## [Data provided]
= = = = =

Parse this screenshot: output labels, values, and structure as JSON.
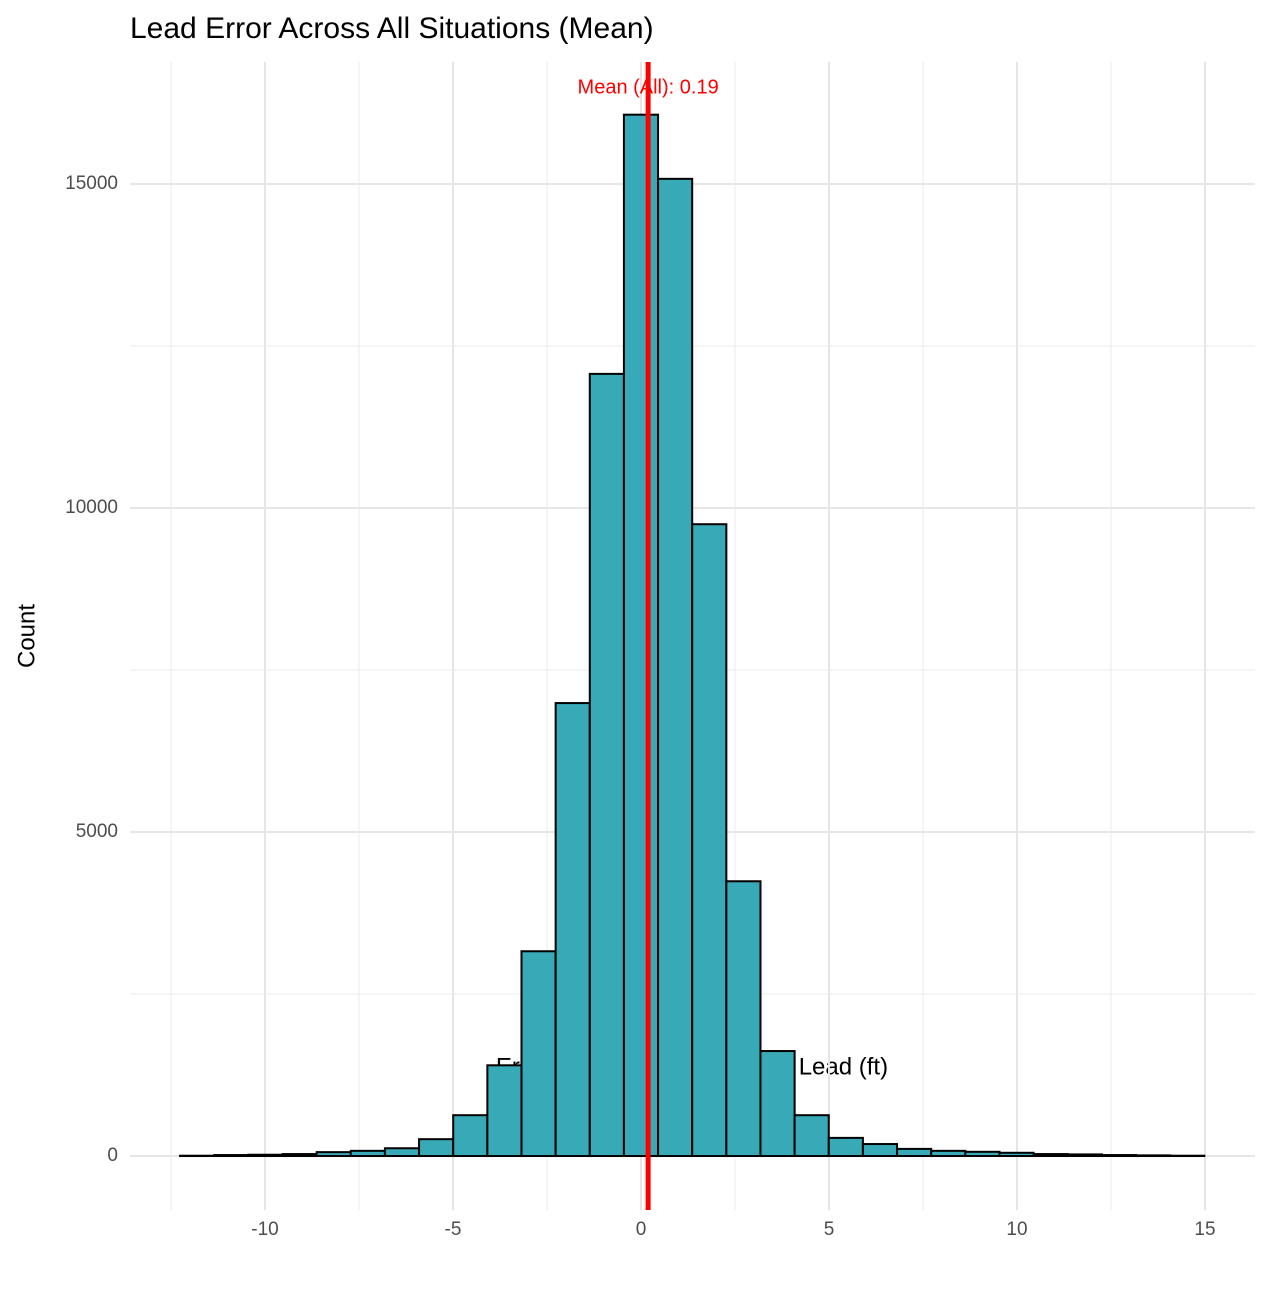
{
  "chart_data": {
    "type": "histogram",
    "title": "Lead Error Across All Situations (Mean)",
    "x_label": "Error:  Actual Lead - Optimal Lead (ft)",
    "y_label": "Count",
    "bins": [
      -12.258,
      -11.35,
      -10.442,
      -9.534,
      -8.626,
      -7.718,
      -6.81,
      -5.902,
      -4.994,
      -4.086,
      -3.178,
      -2.27,
      -1.362,
      -0.454,
      0.454,
      1.362,
      2.27,
      3.178,
      4.086,
      4.994,
      5.902,
      6.81,
      7.718,
      8.626,
      9.534,
      10.442,
      11.35,
      12.258,
      13.166,
      14.074,
      14.982
    ],
    "values": [
      5,
      15,
      20,
      30,
      60,
      80,
      120,
      260,
      630,
      1400,
      3160,
      6990,
      12070,
      16070,
      15080,
      9750,
      4240,
      1620,
      630,
      280,
      185,
      110,
      80,
      65,
      50,
      30,
      25,
      15,
      10,
      5
    ],
    "color": "#38a9b7",
    "edge_color": "#000000",
    "xlim": [
      -13.59,
      16.33
    ],
    "ylim": [
      -833,
      16883
    ],
    "xticks": [
      -10,
      -5,
      0,
      5,
      10,
      15
    ],
    "yticks": [
      0,
      5000,
      10000,
      15000
    ],
    "x_minor_grid": [
      -12.5,
      -7.5,
      -2.5,
      2.5,
      7.5,
      12.5
    ],
    "y_minor_grid": [
      2500,
      7500,
      12500
    ],
    "grid": true,
    "mean_line": {
      "value": 0.19,
      "color": "#ff0000",
      "label": "Mean (All): 0.19"
    }
  }
}
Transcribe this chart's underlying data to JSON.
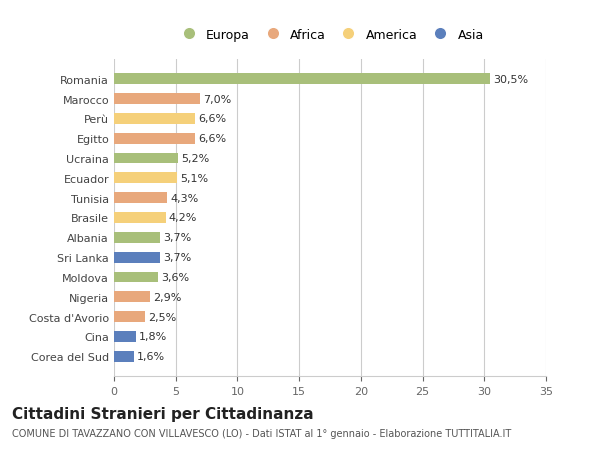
{
  "categories": [
    "Corea del Sud",
    "Cina",
    "Costa d'Avorio",
    "Nigeria",
    "Moldova",
    "Sri Lanka",
    "Albania",
    "Brasile",
    "Tunisia",
    "Ecuador",
    "Ucraina",
    "Egitto",
    "Perù",
    "Marocco",
    "Romania"
  ],
  "values": [
    1.6,
    1.8,
    2.5,
    2.9,
    3.6,
    3.7,
    3.7,
    4.2,
    4.3,
    5.1,
    5.2,
    6.6,
    6.6,
    7.0,
    30.5
  ],
  "labels": [
    "1,6%",
    "1,8%",
    "2,5%",
    "2,9%",
    "3,6%",
    "3,7%",
    "3,7%",
    "4,2%",
    "4,3%",
    "5,1%",
    "5,2%",
    "6,6%",
    "6,6%",
    "7,0%",
    "30,5%"
  ],
  "colors": [
    "#5b7fbc",
    "#5b7fbc",
    "#e8a87c",
    "#e8a87c",
    "#a8bf7a",
    "#5b7fbc",
    "#a8bf7a",
    "#f5d07a",
    "#e8a87c",
    "#f5d07a",
    "#a8bf7a",
    "#e8a87c",
    "#f5d07a",
    "#e8a87c",
    "#a8bf7a"
  ],
  "legend_labels": [
    "Europa",
    "Africa",
    "America",
    "Asia"
  ],
  "legend_colors": [
    "#a8bf7a",
    "#e8a87c",
    "#f5d07a",
    "#5b7fbc"
  ],
  "xlim": [
    0,
    35
  ],
  "xticks": [
    0,
    5,
    10,
    15,
    20,
    25,
    30,
    35
  ],
  "title": "Cittadini Stranieri per Cittadinanza",
  "subtitle": "COMUNE DI TAVAZZANO CON VILLAVESCO (LO) - Dati ISTAT al 1° gennaio - Elaborazione TUTTITALIA.IT",
  "bg_color": "#ffffff",
  "plot_bg_color": "#ffffff",
  "label_fontsize": 8.0,
  "tick_fontsize": 8.0,
  "title_fontsize": 11,
  "subtitle_fontsize": 7.0,
  "bar_height": 0.55
}
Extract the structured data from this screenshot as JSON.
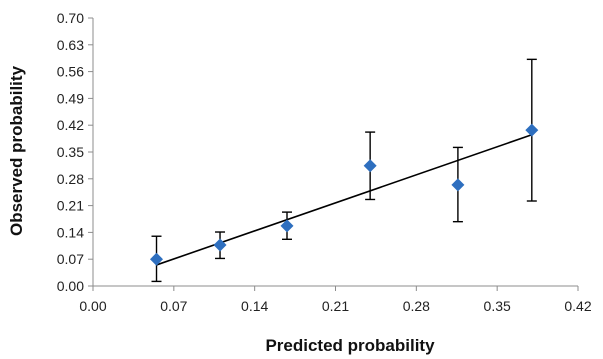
{
  "chart_data": {
    "type": "scatter",
    "title": "",
    "xlabel": "Predicted probability",
    "ylabel": "Observed probability",
    "xlim": [
      0.0,
      0.42
    ],
    "ylim": [
      0.0,
      0.7
    ],
    "x_ticks": [
      "0.00",
      "0.07",
      "0.14",
      "0.21",
      "0.28",
      "0.35",
      "0.42"
    ],
    "y_ticks": [
      "0.00",
      "0.07",
      "0.14",
      "0.21",
      "0.28",
      "0.35",
      "0.42",
      "0.49",
      "0.56",
      "0.63",
      "0.70"
    ],
    "grid": false,
    "legend": "none",
    "series": [
      {
        "marker": "diamond",
        "color": "#2E6FBF",
        "points": [
          {
            "x": 0.055,
            "y": 0.07,
            "lo": 0.012,
            "hi": 0.13
          },
          {
            "x": 0.11,
            "y": 0.107,
            "lo": 0.072,
            "hi": 0.141
          },
          {
            "x": 0.168,
            "y": 0.157,
            "lo": 0.122,
            "hi": 0.193
          },
          {
            "x": 0.24,
            "y": 0.314,
            "lo": 0.226,
            "hi": 0.402
          },
          {
            "x": 0.316,
            "y": 0.264,
            "lo": 0.168,
            "hi": 0.362
          },
          {
            "x": 0.38,
            "y": 0.407,
            "lo": 0.222,
            "hi": 0.592
          }
        ]
      }
    ],
    "trendline": {
      "type": "linear",
      "x": [
        0.055,
        0.38
      ],
      "y": [
        0.055,
        0.395
      ]
    }
  }
}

= = = = =

## [Your objective]
Each line in the records above should be reproduced exactly; images are not copied.

## [Exercise solution]
Parse this screenshot: output labels, values, and structure as JSON.
{
  "chart_data": {
    "type": "histogram",
    "title": "Lead Error Across All Situations (Mean)",
    "x_label": "Error:  Actual Lead - Optimal Lead (ft)",
    "y_label": "Count",
    "bins": [
      -12.258,
      -11.35,
      -10.442,
      -9.534,
      -8.626,
      -7.718,
      -6.81,
      -5.902,
      -4.994,
      -4.086,
      -3.178,
      -2.27,
      -1.362,
      -0.454,
      0.454,
      1.362,
      2.27,
      3.178,
      4.086,
      4.994,
      5.902,
      6.81,
      7.718,
      8.626,
      9.534,
      10.442,
      11.35,
      12.258,
      13.166,
      14.074,
      14.982
    ],
    "values": [
      5,
      15,
      20,
      30,
      60,
      80,
      120,
      260,
      630,
      1400,
      3160,
      6990,
      12070,
      16070,
      15080,
      9750,
      4240,
      1620,
      630,
      280,
      185,
      110,
      80,
      65,
      50,
      30,
      25,
      15,
      10,
      5
    ],
    "color": "#38a9b7",
    "edge_color": "#000000",
    "xlim": [
      -13.59,
      16.33
    ],
    "ylim": [
      -833,
      16883
    ],
    "xticks": [
      -10,
      -5,
      0,
      5,
      10,
      15
    ],
    "yticks": [
      0,
      5000,
      10000,
      15000
    ],
    "x_minor_grid": [
      -12.5,
      -7.5,
      -2.5,
      2.5,
      7.5,
      12.5
    ],
    "y_minor_grid": [
      2500,
      7500,
      12500
    ],
    "grid": true,
    "mean_line": {
      "value": 0.19,
      "color": "#ff0000",
      "label": "Mean (All): 0.19"
    }
  }
}
Transcribe this chart's underlying data to JSON.
{
  "categories": [
    "Corea del Sud",
    "Cina",
    "Costa d'Avorio",
    "Nigeria",
    "Moldova",
    "Sri Lanka",
    "Albania",
    "Brasile",
    "Tunisia",
    "Ecuador",
    "Ucraina",
    "Egitto",
    "Perù",
    "Marocco",
    "Romania"
  ],
  "values": [
    1.6,
    1.8,
    2.5,
    2.9,
    3.6,
    3.7,
    3.7,
    4.2,
    4.3,
    5.1,
    5.2,
    6.6,
    6.6,
    7.0,
    30.5
  ],
  "labels": [
    "1,6%",
    "1,8%",
    "2,5%",
    "2,9%",
    "3,6%",
    "3,7%",
    "3,7%",
    "4,2%",
    "4,3%",
    "5,1%",
    "5,2%",
    "6,6%",
    "6,6%",
    "7,0%",
    "30,5%"
  ],
  "colors": [
    "#5b7fbc",
    "#5b7fbc",
    "#e8a87c",
    "#e8a87c",
    "#a8bf7a",
    "#5b7fbc",
    "#a8bf7a",
    "#f5d07a",
    "#e8a87c",
    "#f5d07a",
    "#a8bf7a",
    "#e8a87c",
    "#f5d07a",
    "#e8a87c",
    "#a8bf7a"
  ],
  "legend_labels": [
    "Europa",
    "Africa",
    "America",
    "Asia"
  ],
  "legend_colors": [
    "#a8bf7a",
    "#e8a87c",
    "#f5d07a",
    "#5b7fbc"
  ],
  "xlim": [
    0,
    35
  ],
  "xticks": [
    0,
    5,
    10,
    15,
    20,
    25,
    30,
    35
  ],
  "title": "Cittadini Stranieri per Cittadinanza",
  "subtitle": "COMUNE DI TAVAZZANO CON VILLAVESCO (LO) - Dati ISTAT al 1° gennaio - Elaborazione TUTTITALIA.IT",
  "bg_color": "#ffffff",
  "plot_bg_color": "#ffffff",
  "label_fontsize": 8.0,
  "tick_fontsize": 8.0,
  "title_fontsize": 11,
  "subtitle_fontsize": 7.0,
  "bar_height": 0.55
}
Extract the structured data from this screenshot as JSON.
{
  "chart_data": {
    "type": "scatter",
    "title": "",
    "xlabel": "Predicted probability",
    "ylabel": "Observed probability",
    "xlim": [
      0.0,
      0.42
    ],
    "ylim": [
      0.0,
      0.7
    ],
    "x_ticks": [
      "0.00",
      "0.07",
      "0.14",
      "0.21",
      "0.28",
      "0.35",
      "0.42"
    ],
    "y_ticks": [
      "0.00",
      "0.07",
      "0.14",
      "0.21",
      "0.28",
      "0.35",
      "0.42",
      "0.49",
      "0.56",
      "0.63",
      "0.70"
    ],
    "grid": false,
    "legend": "none",
    "series": [
      {
        "marker": "diamond",
        "color": "#2E6FBF",
        "points": [
          {
            "x": 0.055,
            "y": 0.07,
            "lo": 0.012,
            "hi": 0.13
          },
          {
            "x": 0.11,
            "y": 0.107,
            "lo": 0.072,
            "hi": 0.141
          },
          {
            "x": 0.168,
            "y": 0.157,
            "lo": 0.122,
            "hi": 0.193
          },
          {
            "x": 0.24,
            "y": 0.314,
            "lo": 0.226,
            "hi": 0.402
          },
          {
            "x": 0.316,
            "y": 0.264,
            "lo": 0.168,
            "hi": 0.362
          },
          {
            "x": 0.38,
            "y": 0.407,
            "lo": 0.222,
            "hi": 0.592
          }
        ]
      }
    ],
    "trendline": {
      "type": "linear",
      "x": [
        0.055,
        0.38
      ],
      "y": [
        0.055,
        0.395
      ]
    }
  }
}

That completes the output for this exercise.